(Records that describe figures)
** Begin **

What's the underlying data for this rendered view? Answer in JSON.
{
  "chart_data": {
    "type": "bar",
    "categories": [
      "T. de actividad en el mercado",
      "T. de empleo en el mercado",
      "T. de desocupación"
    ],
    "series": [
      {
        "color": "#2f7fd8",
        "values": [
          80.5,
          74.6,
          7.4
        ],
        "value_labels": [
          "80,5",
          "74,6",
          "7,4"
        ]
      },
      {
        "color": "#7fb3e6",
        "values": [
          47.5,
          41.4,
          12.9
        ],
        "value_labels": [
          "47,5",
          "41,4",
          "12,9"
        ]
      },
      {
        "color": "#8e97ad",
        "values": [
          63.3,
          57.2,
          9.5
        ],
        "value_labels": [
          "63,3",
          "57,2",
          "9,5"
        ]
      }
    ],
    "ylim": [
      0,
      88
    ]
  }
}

** End **

▶ What is asked: Your task is to output the full set of records exactly as presented.

▶ Task output:
What's the underlying data for this rendered view? Answer in JSON.
{
  "chart_data": {
    "type": "bar",
    "categories": [
      "T. de actividad en el mercado",
      "T. de empleo en el mercado",
      "T. de desocupación"
    ],
    "series": [
      {
        "color": "#2f7fd8",
        "values": [
          80.5,
          74.6,
          7.4
        ],
        "value_labels": [
          "80,5",
          "74,6",
          "7,4"
        ]
      },
      {
        "color": "#7fb3e6",
        "values": [
          47.5,
          41.4,
          12.9
        ],
        "value_labels": [
          "47,5",
          "41,4",
          "12,9"
        ]
      },
      {
        "color": "#8e97ad",
        "values": [
          63.3,
          57.2,
          9.5
        ],
        "value_labels": [
          "63,3",
          "57,2",
          "9,5"
        ]
      }
    ],
    "ylim": [
      0,
      88
    ]
  }
}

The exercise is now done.